*What to do*:
1 - Reproduce the part of the passage on identifying compound documents starting at "In order to address these concerns, we re-crawled" and ending at "documents it contained.".
2 - Carry on the passage about identifying compound documents from the point where it stops.

Another approach that may be used for identification of compound documents would be to use machine learning techniques to build a classifier that will automatically learn the structures that identify compound documents. While we have not experimented with this approach, primarily for the lack of training data, we believe our techniques may be useful in this context as well. Some of our techniques require parameter tuning that may be done automatically. Furthermore, in many machine learning problems, identification of the features to be used for learning is one of the most crucial ingredient for the success of the learning process. While the description focuses on rather direct heuristics or rules for identification of compound documents, the same features used here are good candidates to be used in a machine learning framework for the same problem.
Experimental Methodology
Our observations are based on experience with three data sets. The first of these is IBM's intranet, from which we crawled approximately 20 million URLs. This intranet is extremely heterogeneous, being deployed with at least 50 different varieties of web servers, using a wide variety of content formats, content preparation tools, and languages. Aside from the obvious content differences, this large intranet appears to mirror the commercial part of the web in many ways, but we had doubts that our observations of such a large intranet would differ substantially from the web. (One reason for concern is the tendency to use Lotus Domino™ web servers within IBM, but these are easily identified and were not a major factor in our conclusions). In order to address these concerns, we examined a second data set of 219 million pages crawled from the web at large in late 2001. However, it turned out that this data set triggered many false identifications of compound documents, which we have not seen on the IBM intranet data. We believe this is the result of that crawl being incomplete: Since our crawler approximates follows a BFS algorithm, a partial crawl (one that was stopped before a significant fraction of the web was crawled) would tend to only find the most linked-to URLs in each host or directory. This makes directories appear to be smaller and better connected than they really are.
In order to address these concerns, we re-crawled a random subset of 50,000 hosts from those that showed up in the big crawl. This crawl was run until almost no new URLs were being discovered. This data set turned out to be very similar to the IBM intranet dataset in terms of the numbers and types of compound documents it contained.
Exploiting Link Structure
Hyperlinks tend to be created for multiple reasons, including both intradocument navigation and interdocument navigation. In practice it is often possible to discern the nature of a link from structural features of HTML documents. One way of doing so is to consider the relative position of source and destination URLs in the hierarchy of URLs. This connection has previously been mentioned by multiple authors [10, 16, 18] as a means to categorize links. Using this factor, hyperlinks may be broken down into one of five categories:
Each of these link types holds a potential clue for identification of a compound document. Inside links form the bulk of links between the sections of a compound document, although not every inside link is a link between two parts of a compound document. Outside and Across links are more likely to go to leaders in a compound document than a random component of a compound document, but are seldom between two separate parts of the same compound document. Down and Up links are somewhat more likely to go between two pieces of a compound document, but if so then they tend to form the links between individual sections and a table of contents or index for the document.

*Excerpted data*:
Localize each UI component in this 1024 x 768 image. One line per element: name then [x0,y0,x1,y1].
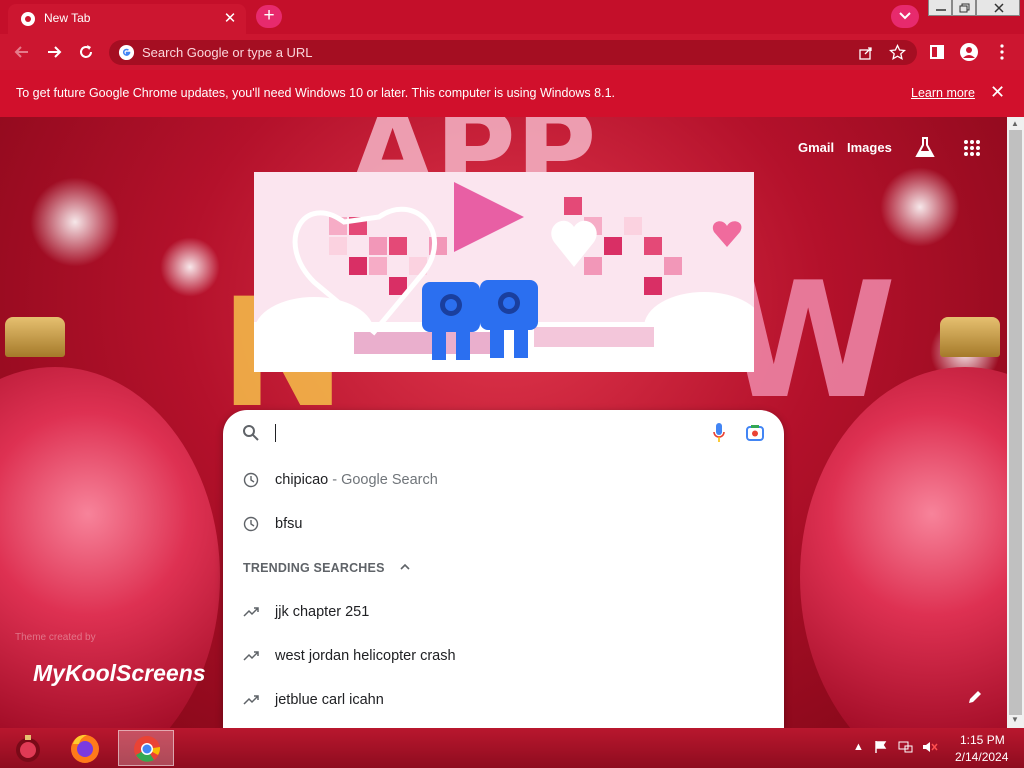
windows-taskbar: ▲ [0,728,1024,768]
close-icon [994,3,1004,13]
omnibox[interactable]: Search Google or type a URL [109,40,917,65]
trending-item[interactable]: west jordan helicopter crash [223,636,784,676]
back-icon[interactable] [12,42,32,62]
tab-close-icon[interactable]: ✕ [220,9,240,29]
chevron-down-icon [899,12,911,20]
ornament-cap-decoration [5,317,65,357]
scrollbar-thumb[interactable] [1009,130,1022,715]
suggestion-text: chipicao - Google Search [275,472,438,488]
search-icon [243,425,259,441]
voice-search-icon[interactable] [712,422,726,444]
menu-kebab-icon[interactable] [992,42,1012,62]
clock-time[interactable]: 1:15 PM [960,733,1005,747]
close-window-button[interactable] [976,0,1020,16]
tab-new-tab[interactable]: New Tab ✕ [8,4,246,34]
chrome-labs-icon[interactable] [914,136,936,160]
suggestion-item[interactable]: bfsu [223,504,784,544]
suggestion-text: bfsu [275,516,303,532]
learn-more-link[interactable]: Learn more [911,86,975,100]
clock-date[interactable]: 2/14/2024 [955,750,1008,764]
trending-icon [243,695,259,705]
scroll-down-icon[interactable]: ▼ [1011,715,1019,724]
start-button-icon[interactable] [8,730,64,766]
new-tab-button[interactable]: + [256,5,282,28]
tab-strip: New Tab ✕ + [0,0,1024,34]
volume-muted-icon[interactable] [922,740,938,754]
text-cursor [275,424,276,442]
trending-searches-header: TRENDING SEARCHES [243,561,385,575]
restore-icon [959,3,970,13]
suggestion-item[interactable]: chipicao - Google Search [223,460,784,500]
gmail-link[interactable]: Gmail [798,140,834,155]
google-apps-grid-icon[interactable] [963,139,981,157]
scroll-up-icon[interactable]: ▲ [1011,119,1019,128]
doodle-artwork [254,182,754,372]
ornament-cap-decoration [940,317,1000,357]
taskbar-chrome-button[interactable] [118,730,174,766]
images-link[interactable]: Images [847,140,892,155]
trending-text: jetblue carl icahn [275,692,384,708]
sparkle-decoration [160,237,220,297]
trending-item[interactable]: jetblue carl icahn [223,680,784,720]
google-g-icon [118,44,135,61]
restore-button[interactable] [952,0,976,16]
chevron-up-icon[interactable] [399,562,411,572]
trending-text: west jordan helicopter crash [275,648,456,664]
ntp-search-dropdown: chipicao - Google Search bfsu TRENDING S… [223,410,784,728]
minimize-icon [936,9,946,11]
tab-search-button[interactable] [891,5,919,28]
minimize-button[interactable] [928,0,952,16]
chrome-icon [21,12,35,26]
side-panel-icon[interactable] [927,42,947,62]
google-doodle[interactable] [254,172,754,372]
trending-icon [243,607,259,617]
omnibox-placeholder: Search Google or type a URL [142,45,313,60]
sparkle-decoration [880,167,960,247]
infobar-close-icon[interactable]: ✕ [990,82,1005,103]
history-icon [243,516,259,532]
theme-credit-label: Theme created by [15,632,96,643]
update-infobar: To get future Google Chrome updates, you… [0,70,1024,117]
trending-text: jjk chapter 251 [275,604,370,620]
ntp-search-input[interactable] [273,420,693,446]
customize-pencil-icon[interactable] [966,688,984,706]
page-scrollbar[interactable]: ▲ ▼ [1007,117,1024,728]
sparkle-decoration [30,177,120,267]
google-lens-icon[interactable] [745,423,765,443]
share-icon[interactable] [858,45,874,61]
firefox-icon[interactable] [62,730,118,766]
action-center-flag-icon[interactable] [874,740,888,754]
infobar-message: To get future Google Chrome updates, you… [16,86,615,100]
network-icon[interactable] [898,740,914,754]
trending-item[interactable]: jjk chapter 251 [223,592,784,632]
bookmark-star-icon[interactable] [889,44,906,61]
history-icon [243,472,259,488]
reload-icon[interactable] [76,42,96,62]
profile-avatar-icon[interactable] [959,42,979,62]
forward-icon[interactable] [44,42,64,62]
trending-icon [243,651,259,661]
tray-overflow-icon[interactable]: ▲ [853,741,864,753]
tab-title: New Tab [44,11,91,25]
chrome-icon [134,736,161,762]
theme-brand-link[interactable]: MyKoolScreens [33,660,223,687]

*Answers to the tasks*:
1 -
In order to address these concerns, we re-crawled a random subset of 50,000 hosts from those that showed up in the big crawl. This crawl was run until almost no new URLs were being discovered. This data set turned out to be very similar to the IBM intranet dataset in terms of the numbers and types of compound documents it contained.

2 -
A necessary condition for a set of URLs to form a compound document is that their link graph should contain a vertex that has a path to every other part of the document. More precisely, compound documents are commonly found to contain at least one of the following graph structures within their hyperlink graph:
Linear paths—A path is characterized by the fact that there is a single ordered path through the document, and navigation to other parts of the document are usually secondary. These are very common among news sites, in which the reader will encounter a “next page” link at the bottom of each page. They are also common in tutorials and exams that seek to pace the reader. The links may or may not be bidirectional.
Fully connected—Fully connected graphs are typical of some news publications or relatively short technical documents and presentations. These type of documents have on each page links to all other pages of the document (typically numbered by the destination page number).
Wheel Documents—These documents that contain a table of contents have links from this single table of contents to the individual sections of the document. The table of contents then forms a kind of “hub” for the document, with spokes leading out to the individual sections. Once again the links may or may not be bidirectional.
Multi-level documents—Extremely complex documents may contain irregular link structures such as multilevel table of contents. Another example occurs in online archives of mailing lists that are organized by thread, in which multiple messages on the same topic are linearly organized as threads within the overall list of messages.
Clearly these characterizations are not disjoint, and the existence of such a link structure between a set of URLs does not indicate that a compound document is present. We now present specific features that eliminate false positives from these characteristics.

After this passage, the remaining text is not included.